**Given task:** In the records that follow, show each line where the word "time" is present.

**Extracted entries:**

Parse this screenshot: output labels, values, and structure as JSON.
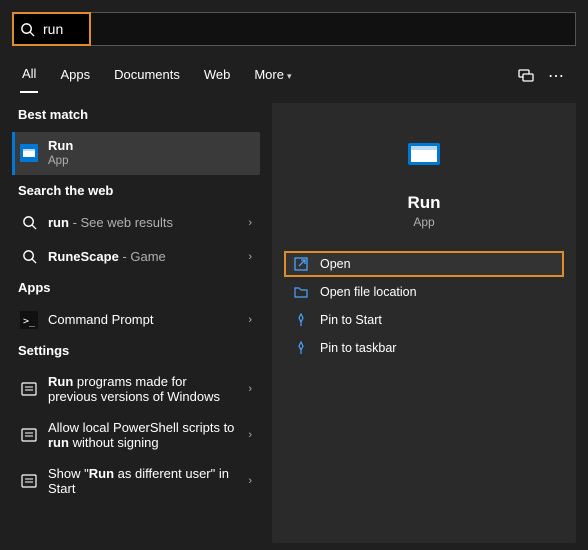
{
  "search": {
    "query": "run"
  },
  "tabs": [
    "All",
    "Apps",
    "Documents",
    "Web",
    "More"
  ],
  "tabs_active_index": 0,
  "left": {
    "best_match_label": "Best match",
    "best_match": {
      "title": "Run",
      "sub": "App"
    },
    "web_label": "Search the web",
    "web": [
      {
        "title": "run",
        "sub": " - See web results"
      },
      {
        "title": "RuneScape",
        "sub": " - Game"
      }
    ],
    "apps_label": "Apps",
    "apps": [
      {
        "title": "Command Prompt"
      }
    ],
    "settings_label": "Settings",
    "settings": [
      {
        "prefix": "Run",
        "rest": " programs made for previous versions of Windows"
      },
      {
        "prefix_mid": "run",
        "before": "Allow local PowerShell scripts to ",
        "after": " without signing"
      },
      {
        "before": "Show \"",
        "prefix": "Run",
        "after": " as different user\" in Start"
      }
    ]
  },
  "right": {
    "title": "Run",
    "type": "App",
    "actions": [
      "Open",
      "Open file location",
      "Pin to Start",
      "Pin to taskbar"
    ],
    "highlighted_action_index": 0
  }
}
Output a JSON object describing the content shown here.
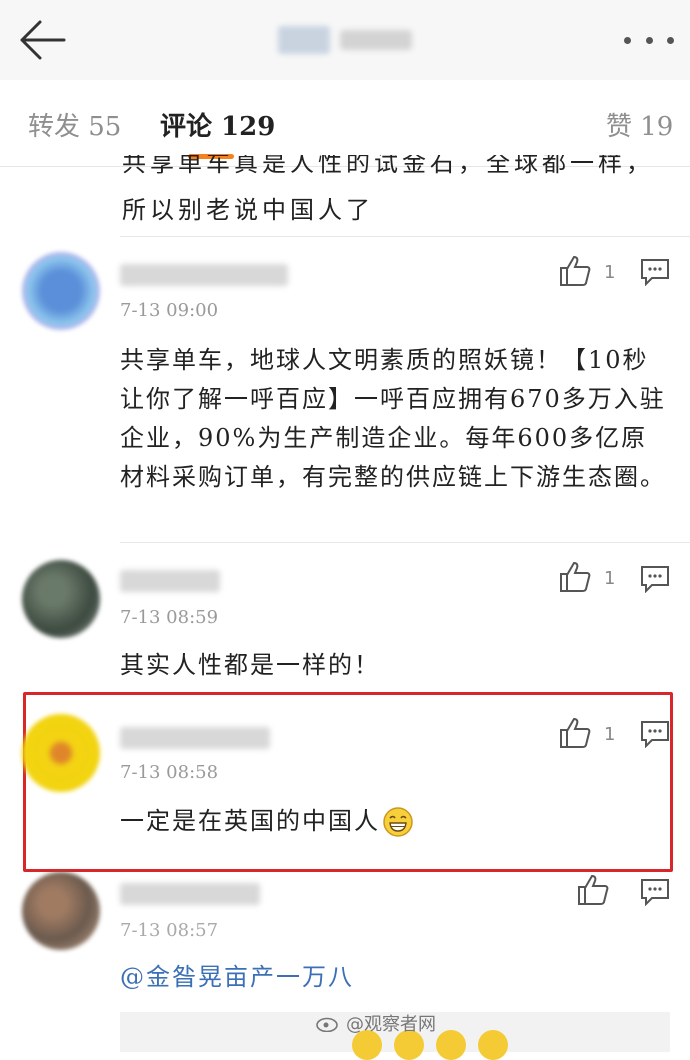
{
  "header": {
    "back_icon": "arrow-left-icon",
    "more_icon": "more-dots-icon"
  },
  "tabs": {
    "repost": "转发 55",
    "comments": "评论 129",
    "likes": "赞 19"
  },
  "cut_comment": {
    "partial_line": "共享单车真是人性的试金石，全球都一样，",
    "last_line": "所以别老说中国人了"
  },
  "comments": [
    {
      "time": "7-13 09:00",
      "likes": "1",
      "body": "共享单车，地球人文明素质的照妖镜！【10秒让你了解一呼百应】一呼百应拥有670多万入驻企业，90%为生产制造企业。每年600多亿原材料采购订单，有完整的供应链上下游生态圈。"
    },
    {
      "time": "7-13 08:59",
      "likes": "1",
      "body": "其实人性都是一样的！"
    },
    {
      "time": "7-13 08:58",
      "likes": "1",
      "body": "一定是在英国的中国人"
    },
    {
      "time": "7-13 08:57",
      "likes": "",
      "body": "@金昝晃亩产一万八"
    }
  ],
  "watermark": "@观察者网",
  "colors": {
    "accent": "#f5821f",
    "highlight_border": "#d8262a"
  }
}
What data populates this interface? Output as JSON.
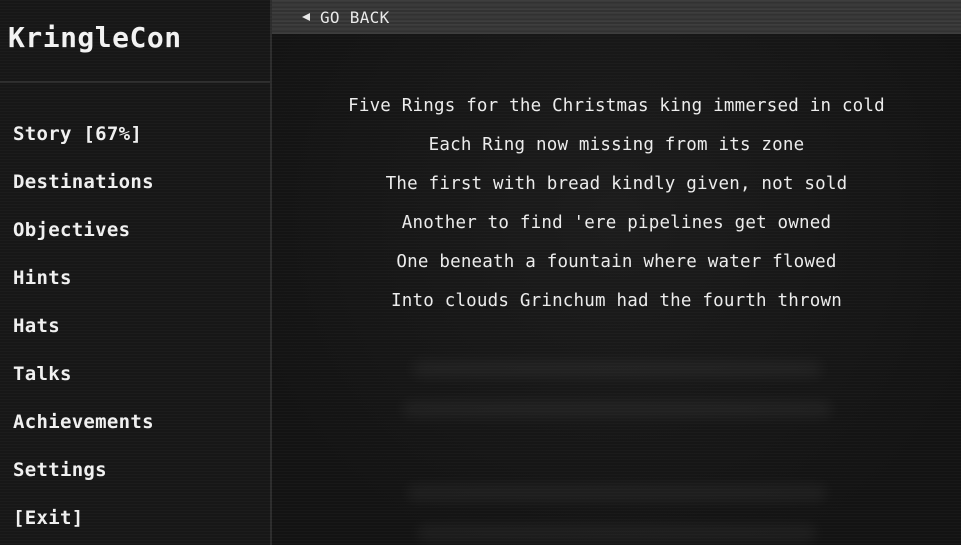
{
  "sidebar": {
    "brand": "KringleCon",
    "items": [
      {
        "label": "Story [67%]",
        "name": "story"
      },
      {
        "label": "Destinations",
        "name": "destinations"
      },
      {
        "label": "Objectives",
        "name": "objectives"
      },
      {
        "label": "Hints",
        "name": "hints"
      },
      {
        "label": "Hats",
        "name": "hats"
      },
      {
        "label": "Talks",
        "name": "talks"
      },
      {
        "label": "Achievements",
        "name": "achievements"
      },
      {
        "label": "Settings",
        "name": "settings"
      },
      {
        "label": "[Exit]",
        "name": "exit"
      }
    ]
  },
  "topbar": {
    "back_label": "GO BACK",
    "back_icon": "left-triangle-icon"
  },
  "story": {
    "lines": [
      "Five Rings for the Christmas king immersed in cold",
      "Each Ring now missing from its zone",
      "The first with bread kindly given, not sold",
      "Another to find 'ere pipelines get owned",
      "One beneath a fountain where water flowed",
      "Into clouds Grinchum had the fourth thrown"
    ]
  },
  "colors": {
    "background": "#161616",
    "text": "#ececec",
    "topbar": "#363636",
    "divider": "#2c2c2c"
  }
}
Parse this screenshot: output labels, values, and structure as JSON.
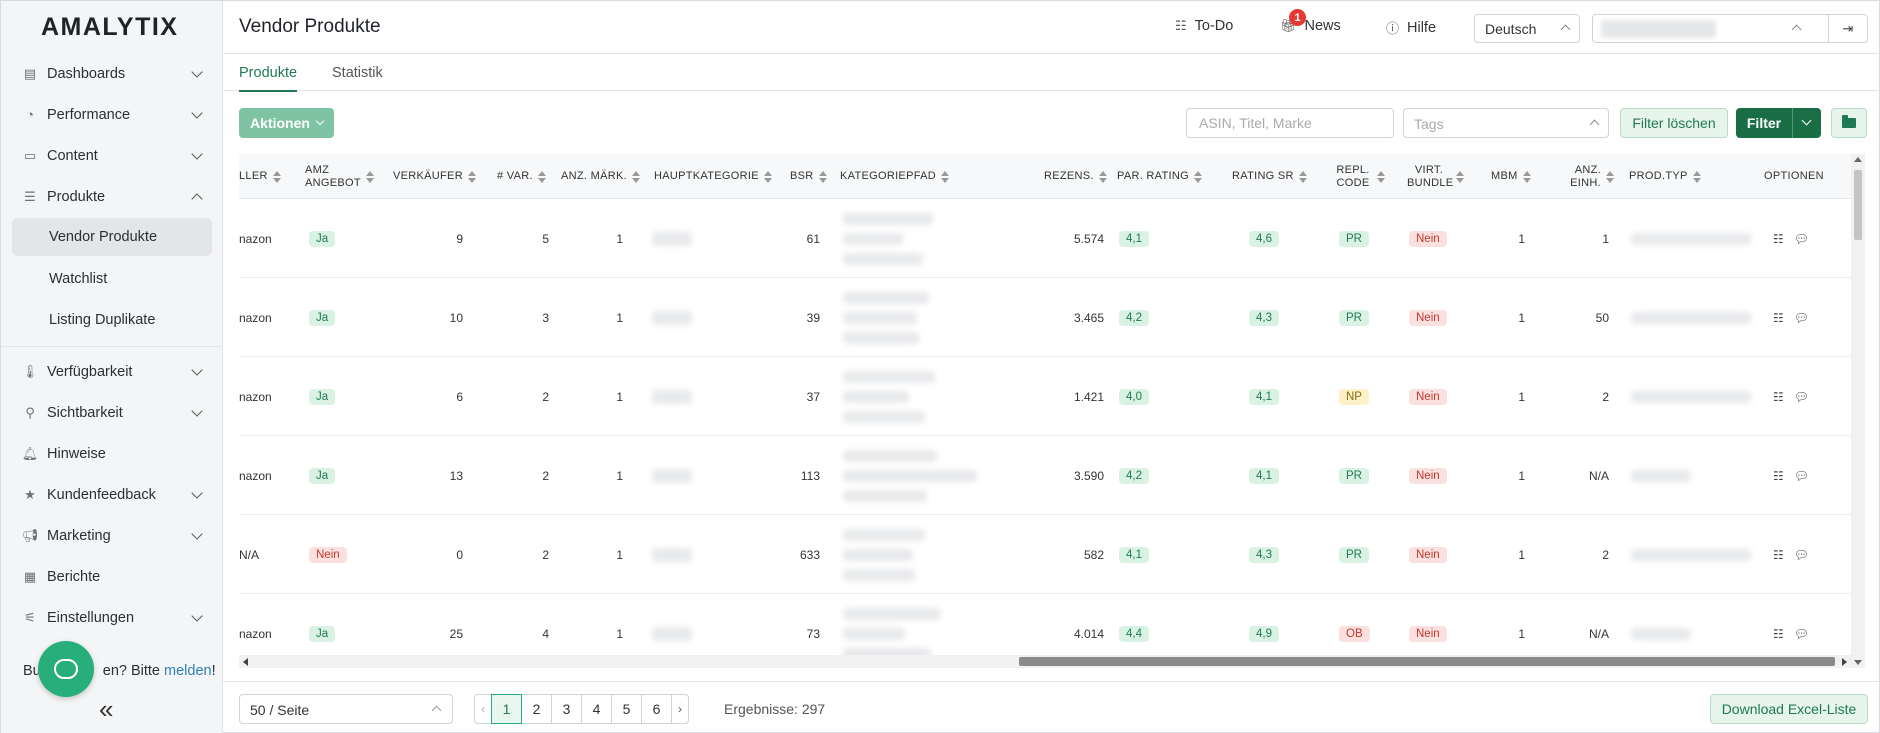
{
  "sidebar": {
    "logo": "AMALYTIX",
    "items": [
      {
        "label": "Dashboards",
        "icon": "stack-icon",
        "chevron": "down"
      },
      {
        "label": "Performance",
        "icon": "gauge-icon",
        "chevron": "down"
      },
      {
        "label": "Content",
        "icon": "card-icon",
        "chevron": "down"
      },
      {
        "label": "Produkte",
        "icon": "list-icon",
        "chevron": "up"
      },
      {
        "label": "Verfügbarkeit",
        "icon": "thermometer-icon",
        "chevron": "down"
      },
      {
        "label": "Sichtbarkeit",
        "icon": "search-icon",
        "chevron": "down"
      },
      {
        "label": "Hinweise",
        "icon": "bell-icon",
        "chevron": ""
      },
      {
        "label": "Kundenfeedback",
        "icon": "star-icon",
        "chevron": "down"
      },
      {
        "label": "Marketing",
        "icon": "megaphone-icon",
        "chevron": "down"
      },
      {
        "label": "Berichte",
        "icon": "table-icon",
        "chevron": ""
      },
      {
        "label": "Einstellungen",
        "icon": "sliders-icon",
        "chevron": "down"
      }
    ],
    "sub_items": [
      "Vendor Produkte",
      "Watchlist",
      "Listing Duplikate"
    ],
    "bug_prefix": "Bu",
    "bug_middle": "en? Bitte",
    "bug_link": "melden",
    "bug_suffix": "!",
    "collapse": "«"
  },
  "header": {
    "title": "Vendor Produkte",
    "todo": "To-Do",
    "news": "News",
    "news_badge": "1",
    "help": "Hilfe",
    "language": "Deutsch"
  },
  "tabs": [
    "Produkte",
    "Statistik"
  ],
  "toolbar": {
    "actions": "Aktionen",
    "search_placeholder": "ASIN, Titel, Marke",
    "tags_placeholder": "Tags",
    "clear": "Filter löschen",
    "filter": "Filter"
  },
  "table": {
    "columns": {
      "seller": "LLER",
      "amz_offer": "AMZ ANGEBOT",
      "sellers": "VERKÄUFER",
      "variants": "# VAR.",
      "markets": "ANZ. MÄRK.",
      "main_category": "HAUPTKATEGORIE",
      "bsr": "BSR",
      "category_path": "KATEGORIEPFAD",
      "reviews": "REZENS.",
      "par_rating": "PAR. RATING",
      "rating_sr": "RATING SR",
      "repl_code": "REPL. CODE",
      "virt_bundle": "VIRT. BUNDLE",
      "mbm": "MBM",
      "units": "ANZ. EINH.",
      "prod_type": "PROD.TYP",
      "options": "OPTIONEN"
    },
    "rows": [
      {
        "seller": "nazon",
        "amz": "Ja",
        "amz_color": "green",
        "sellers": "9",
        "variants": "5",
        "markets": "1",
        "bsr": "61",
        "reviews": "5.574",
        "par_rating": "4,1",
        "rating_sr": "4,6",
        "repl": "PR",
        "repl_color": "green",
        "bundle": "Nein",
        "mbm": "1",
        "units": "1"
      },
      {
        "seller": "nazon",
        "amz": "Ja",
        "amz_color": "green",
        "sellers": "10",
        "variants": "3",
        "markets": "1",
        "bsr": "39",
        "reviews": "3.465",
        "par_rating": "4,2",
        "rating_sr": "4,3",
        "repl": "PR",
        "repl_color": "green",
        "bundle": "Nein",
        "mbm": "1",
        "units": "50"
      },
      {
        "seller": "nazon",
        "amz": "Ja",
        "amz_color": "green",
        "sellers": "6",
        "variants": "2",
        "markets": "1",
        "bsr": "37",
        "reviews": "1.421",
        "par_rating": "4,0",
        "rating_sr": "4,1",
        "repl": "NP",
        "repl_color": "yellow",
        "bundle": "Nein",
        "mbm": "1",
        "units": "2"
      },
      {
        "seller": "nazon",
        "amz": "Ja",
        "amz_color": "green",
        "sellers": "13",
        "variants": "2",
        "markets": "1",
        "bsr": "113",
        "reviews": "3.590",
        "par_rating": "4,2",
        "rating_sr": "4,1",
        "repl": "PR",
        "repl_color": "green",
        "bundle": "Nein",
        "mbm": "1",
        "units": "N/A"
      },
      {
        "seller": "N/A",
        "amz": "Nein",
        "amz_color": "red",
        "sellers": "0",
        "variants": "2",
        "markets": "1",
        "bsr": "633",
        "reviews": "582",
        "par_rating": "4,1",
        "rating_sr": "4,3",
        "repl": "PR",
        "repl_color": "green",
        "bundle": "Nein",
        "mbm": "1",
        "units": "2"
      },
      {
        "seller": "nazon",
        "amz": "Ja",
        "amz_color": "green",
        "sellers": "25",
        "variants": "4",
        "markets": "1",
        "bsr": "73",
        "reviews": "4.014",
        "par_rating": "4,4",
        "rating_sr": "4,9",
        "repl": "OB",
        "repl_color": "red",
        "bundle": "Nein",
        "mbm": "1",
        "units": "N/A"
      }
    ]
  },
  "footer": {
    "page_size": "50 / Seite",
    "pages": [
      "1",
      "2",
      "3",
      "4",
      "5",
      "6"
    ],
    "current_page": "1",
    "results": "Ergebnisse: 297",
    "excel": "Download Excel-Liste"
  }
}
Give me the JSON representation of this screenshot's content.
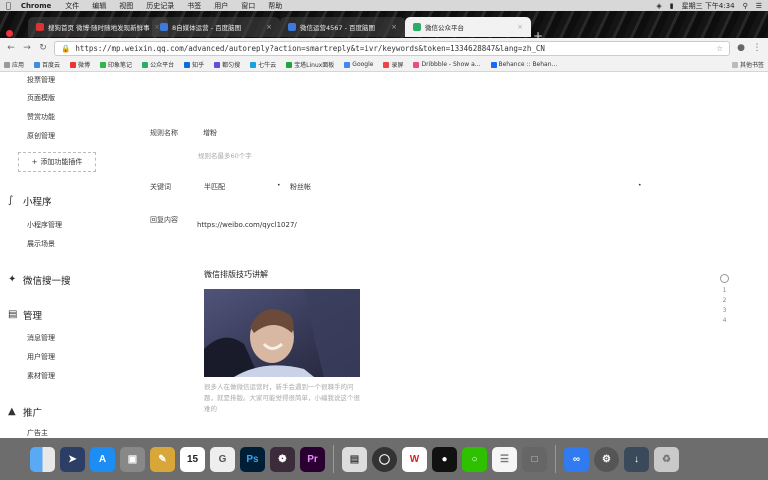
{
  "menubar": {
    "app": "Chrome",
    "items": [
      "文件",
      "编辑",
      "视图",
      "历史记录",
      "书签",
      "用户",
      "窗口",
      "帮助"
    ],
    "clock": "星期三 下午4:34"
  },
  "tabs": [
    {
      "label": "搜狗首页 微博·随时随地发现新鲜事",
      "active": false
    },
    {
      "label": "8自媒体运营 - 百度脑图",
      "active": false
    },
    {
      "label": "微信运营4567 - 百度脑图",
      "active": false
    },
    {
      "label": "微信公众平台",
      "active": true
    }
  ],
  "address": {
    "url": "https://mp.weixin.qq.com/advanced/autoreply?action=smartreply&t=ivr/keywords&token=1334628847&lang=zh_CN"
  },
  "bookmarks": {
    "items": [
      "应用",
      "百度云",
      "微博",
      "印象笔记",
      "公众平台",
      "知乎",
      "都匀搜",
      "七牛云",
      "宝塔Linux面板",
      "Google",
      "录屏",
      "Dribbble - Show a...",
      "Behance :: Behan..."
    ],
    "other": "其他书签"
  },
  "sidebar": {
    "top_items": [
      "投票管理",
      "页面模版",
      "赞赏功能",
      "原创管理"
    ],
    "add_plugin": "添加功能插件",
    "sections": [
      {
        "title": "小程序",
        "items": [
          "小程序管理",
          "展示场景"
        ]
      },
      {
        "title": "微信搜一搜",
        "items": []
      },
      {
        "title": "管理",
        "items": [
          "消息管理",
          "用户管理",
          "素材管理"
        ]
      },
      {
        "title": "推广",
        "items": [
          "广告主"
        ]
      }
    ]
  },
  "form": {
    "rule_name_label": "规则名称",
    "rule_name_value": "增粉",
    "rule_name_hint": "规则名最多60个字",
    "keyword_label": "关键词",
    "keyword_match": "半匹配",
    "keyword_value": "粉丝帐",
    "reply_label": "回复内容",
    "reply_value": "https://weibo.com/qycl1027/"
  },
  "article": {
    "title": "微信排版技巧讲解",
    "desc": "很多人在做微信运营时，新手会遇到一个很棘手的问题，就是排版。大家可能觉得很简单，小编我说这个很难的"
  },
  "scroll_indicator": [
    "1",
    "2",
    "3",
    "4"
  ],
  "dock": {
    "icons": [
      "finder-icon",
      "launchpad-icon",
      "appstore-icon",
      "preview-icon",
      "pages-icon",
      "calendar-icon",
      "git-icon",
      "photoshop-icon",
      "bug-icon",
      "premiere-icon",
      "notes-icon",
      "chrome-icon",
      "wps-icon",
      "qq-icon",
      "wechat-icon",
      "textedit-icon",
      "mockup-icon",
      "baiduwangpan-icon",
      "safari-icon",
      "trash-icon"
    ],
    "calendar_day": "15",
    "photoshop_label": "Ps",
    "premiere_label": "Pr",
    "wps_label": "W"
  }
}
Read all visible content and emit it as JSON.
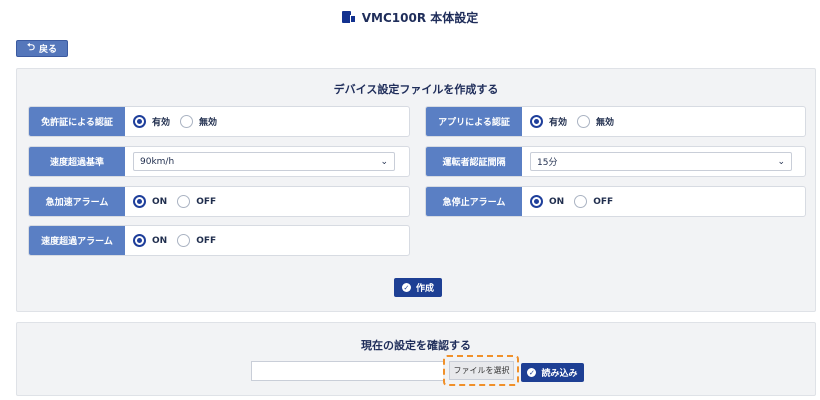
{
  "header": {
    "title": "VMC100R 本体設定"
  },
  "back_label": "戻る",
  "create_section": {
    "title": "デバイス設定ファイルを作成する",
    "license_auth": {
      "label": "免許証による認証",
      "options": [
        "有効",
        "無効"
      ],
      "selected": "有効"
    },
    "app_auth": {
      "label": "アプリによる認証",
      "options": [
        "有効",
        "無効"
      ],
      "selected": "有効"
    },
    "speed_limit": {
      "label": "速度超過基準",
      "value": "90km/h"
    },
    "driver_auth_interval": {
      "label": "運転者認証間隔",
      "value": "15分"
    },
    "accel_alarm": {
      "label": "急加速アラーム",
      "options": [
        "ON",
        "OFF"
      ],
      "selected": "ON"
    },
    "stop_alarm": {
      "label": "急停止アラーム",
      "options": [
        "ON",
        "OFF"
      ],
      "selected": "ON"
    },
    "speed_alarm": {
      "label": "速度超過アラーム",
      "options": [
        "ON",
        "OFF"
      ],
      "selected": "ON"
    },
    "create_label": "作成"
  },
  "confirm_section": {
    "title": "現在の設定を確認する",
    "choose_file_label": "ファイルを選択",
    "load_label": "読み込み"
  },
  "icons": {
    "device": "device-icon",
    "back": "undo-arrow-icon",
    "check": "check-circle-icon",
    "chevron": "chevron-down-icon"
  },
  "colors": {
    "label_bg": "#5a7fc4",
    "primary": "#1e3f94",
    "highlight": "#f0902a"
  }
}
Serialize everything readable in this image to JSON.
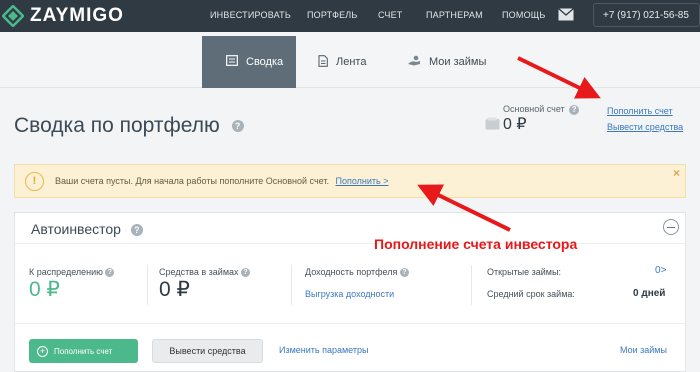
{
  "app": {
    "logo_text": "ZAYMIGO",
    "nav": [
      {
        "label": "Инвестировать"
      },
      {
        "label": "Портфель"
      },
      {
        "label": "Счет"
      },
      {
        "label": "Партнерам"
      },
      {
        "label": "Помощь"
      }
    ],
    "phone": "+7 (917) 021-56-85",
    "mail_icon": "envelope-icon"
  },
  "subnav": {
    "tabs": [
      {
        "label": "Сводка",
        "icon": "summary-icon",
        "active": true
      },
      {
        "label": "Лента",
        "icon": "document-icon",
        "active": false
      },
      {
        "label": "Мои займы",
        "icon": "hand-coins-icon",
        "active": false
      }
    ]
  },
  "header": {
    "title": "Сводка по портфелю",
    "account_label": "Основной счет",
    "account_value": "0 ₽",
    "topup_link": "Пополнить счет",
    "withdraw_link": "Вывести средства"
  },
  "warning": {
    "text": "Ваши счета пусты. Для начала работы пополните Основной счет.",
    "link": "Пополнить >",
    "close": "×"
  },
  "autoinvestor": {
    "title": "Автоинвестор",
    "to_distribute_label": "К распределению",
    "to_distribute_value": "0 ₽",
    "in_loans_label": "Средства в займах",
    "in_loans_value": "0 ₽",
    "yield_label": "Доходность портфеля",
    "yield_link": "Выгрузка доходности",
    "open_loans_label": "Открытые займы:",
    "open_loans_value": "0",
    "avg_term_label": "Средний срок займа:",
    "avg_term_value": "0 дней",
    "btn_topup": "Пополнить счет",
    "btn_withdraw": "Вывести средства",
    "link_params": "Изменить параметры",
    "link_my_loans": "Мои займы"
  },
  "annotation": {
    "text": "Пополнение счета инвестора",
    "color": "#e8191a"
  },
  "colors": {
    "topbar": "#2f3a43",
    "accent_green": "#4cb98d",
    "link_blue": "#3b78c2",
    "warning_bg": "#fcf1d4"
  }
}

**Expected answer:**
      "time": "7-13 09:00",
      "time": "7-13 08:59",
      "time": "7-13 08:58",
      "time": "7-13 08:57",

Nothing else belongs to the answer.